■ Trecho citado:
========================================

Reflorestamento na bacia do Rio Doce usa mudas de pequenos produtores
Recuperar 5 mil nascentes e 40 mil hectares de áreas de preservação ambiental na bacia do Rio Doce foi um dos compromissos assumidos pela Samarco e por suas acionistas Vale e BHP Billiton, em acordo firmado em março de 2016 entre o governo federal e os de Minas Gerais e do Espírito Santo. A medida, de caráter compensatório, visa a restaurar a mata nativa além da área que foi degradada após o rompimento da barragem da mineradora em Mariana (MG). Passados quatros anos da tragédia, esse trabalho é reforçado por famílias de trabalhadores rurais.

========================================

■ Dados exibidos:

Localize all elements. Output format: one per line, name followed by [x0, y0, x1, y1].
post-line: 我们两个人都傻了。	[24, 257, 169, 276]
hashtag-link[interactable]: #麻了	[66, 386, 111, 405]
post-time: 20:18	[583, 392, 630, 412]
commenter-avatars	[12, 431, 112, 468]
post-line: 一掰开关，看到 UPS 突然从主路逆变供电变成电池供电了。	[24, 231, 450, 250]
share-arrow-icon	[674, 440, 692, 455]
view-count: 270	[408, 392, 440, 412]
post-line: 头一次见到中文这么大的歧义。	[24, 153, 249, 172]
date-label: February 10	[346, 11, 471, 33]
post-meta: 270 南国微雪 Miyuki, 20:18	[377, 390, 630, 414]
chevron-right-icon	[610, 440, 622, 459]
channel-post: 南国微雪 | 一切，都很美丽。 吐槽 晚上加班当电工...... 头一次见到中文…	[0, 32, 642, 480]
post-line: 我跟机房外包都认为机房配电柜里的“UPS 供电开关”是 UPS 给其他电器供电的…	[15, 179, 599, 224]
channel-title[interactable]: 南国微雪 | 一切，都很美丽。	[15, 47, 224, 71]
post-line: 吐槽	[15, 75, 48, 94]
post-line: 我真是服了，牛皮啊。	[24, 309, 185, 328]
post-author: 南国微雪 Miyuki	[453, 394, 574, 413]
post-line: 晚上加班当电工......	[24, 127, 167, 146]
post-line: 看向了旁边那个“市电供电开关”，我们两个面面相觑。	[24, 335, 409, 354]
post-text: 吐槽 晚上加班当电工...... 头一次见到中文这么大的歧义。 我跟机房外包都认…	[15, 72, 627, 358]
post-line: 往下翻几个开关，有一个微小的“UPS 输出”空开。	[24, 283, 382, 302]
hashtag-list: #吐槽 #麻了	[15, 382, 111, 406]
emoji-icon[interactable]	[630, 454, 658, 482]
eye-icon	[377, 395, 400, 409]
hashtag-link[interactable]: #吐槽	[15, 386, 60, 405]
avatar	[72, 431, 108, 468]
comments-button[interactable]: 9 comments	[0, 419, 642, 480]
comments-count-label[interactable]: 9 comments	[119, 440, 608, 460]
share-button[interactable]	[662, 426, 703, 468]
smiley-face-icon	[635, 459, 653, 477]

========================================

■ Lista de tarefas:
1: Reproduza o trecho do texto sobre reflorestamento começando em "Reflorestamento na bacia" e seguindo até "de trabalhadores rurais.", trocando "Rio Doce" por "Rio São Francisco".
2: Prossiga com o texto sobre o reflorestamento na bacia do Rio Doce a partir do ponto em que ele termina.

■ Respostas por tarefa:
1:
Reflorestamento na bacia do Rio São Francisco usa mudas de pequenos produtores
Recuperar 5 mil nascentes e 40 mil hectares de áreas de preservação ambiental na bacia do Rio São Francisco foi um dos compromissos assumidos pela Samarco e por suas acionistas Vale e BHP Billiton, em acordo firmado em março de 2016 entre o governo federal e os de Minas Gerais e do Espírito Santo. A medida, de caráter compensatório, visa a restaurar a mata nativa além da área que foi degradada após o rompimento da barragem da mineradora em Mariana (MG). Passados quatros anos da tragédia, esse trabalho é reforçado por famílias de trabalhadores rurais.

2:
O acordo entre as mineradoras e os governos também levou à criação da Fundação Renova para gerir todas as medidas reparatórias e compensatórias dos danos causados. A entidade firmou com o Movimento dos Trabalhadores Rurais sem Terra (MST) um convênio para produzir, este ano, 150 mil mudas. As famílias também participam do plantio, que foi planejado para o início do período chuvoso e teve início na última semana. A meta é recuperar 180 hectares mas, como o trabalho vem sendo bem avaliado, já se estuda uma expansão para 340 hectares, com a demanda por mais mudas e a consolidação da parceria.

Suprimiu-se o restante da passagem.